Exercise directions = Once the pictures are set aside, transcribe the remaining data exactly.

★ ★ ★ ★ ★ ★ ★

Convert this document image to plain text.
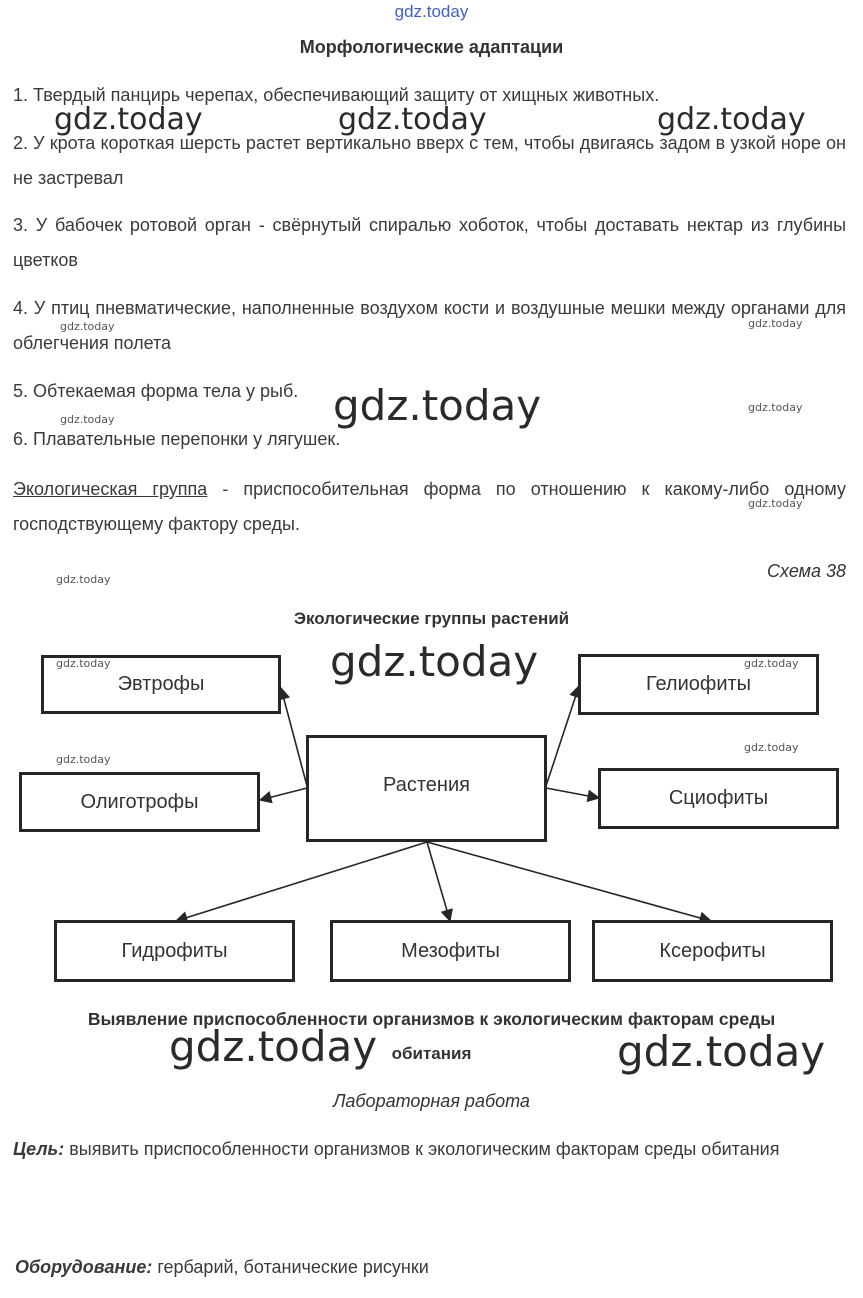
gdz.today
Морфологические адаптации
1. Твердый панцирь черепах, обеспечивающий защиту от хищных животных.
2. У крота короткая шерсть растет вертикально вверх с тем, чтобы двигаясь задом в узкой норе он не застревал
3. У бабочек ротовой орган - свёрнутый спиралью хоботок, чтобы доставать нектар из глубины цветков
4. У птиц пневматические, наполненные воздухом кости и воздушные мешки между органами для облегчения полета
5. Обтекаемая форма тела у рыб.
6. Плавательные перепонки у лягушек.
Экологическая группа - приспособительная форма по отношению к какому-либо одному господствующему фактору среды.
gdz.today	gdz.today	gdz.today
gdz.today	gdz.today
gdz.today	gdz.today
gdz.today
gdz.today
Схема 38
gdz.today
Экологические группы растений
Эвтрофы
Олиготрофы
Растения
Гелиофиты
Сциофиты
Гидрофиты	Мезофиты	Ксерофиты
gdz.today	gdz.today	gdz.today
gdz.today
gdz.today
Выявление приспособленности организмов к экологическим факторам среды
обитания
gdz.today	gdz.today
Лабораторная работа
Цель: выявить приспособленности организмов к экологическим факторам среды обитания
Оборудование: гербарий, ботанические рисунки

★ ★ ★ ★ ★ ★ ★

Response to the task =
Convert this document image to plain text.
gdz.today
Морфологические адаптации
1. Твердый панцирь черепах, обеспечивающий защиту от хищных животных.
2. У крота короткая шерсть растет вертикально вверх с тем, чтобы двигаясь задом в узкой норе он не застревал
3. У бабочек ротовой орган - свёрнутый спиралью хоботок, чтобы доставать нектар из глубины цветков
4. У птиц пневматические, наполненные воздухом кости и воздушные мешки между органами для облегчения полета
5. Обтекаемая форма тела у рыб.
6. Плавательные перепонки у лягушек.
Экологическая группа - приспособительная форма по отношению к какому-либо одному господствующему фактору среды.
gdz.today	gdz.today	gdz.today
gdz.today	gdz.today
gdz.today	gdz.today
gdz.today
gdz.today
Схема 38
gdz.today
Экологические группы растений
Эвтрофы
Олиготрофы
Растения
Гелиофиты
Сциофиты
Гидрофиты	Мезофиты	Ксерофиты
gdz.today	gdz.today	gdz.today
gdz.today
gdz.today
Выявление приспособленности организмов к экологическим факторам среды
обитания
gdz.today	gdz.today
Лабораторная работа
Цель: выявить приспособленности организмов к экологическим факторам среды обитания
Оборудование: гербарий, ботанические рисунки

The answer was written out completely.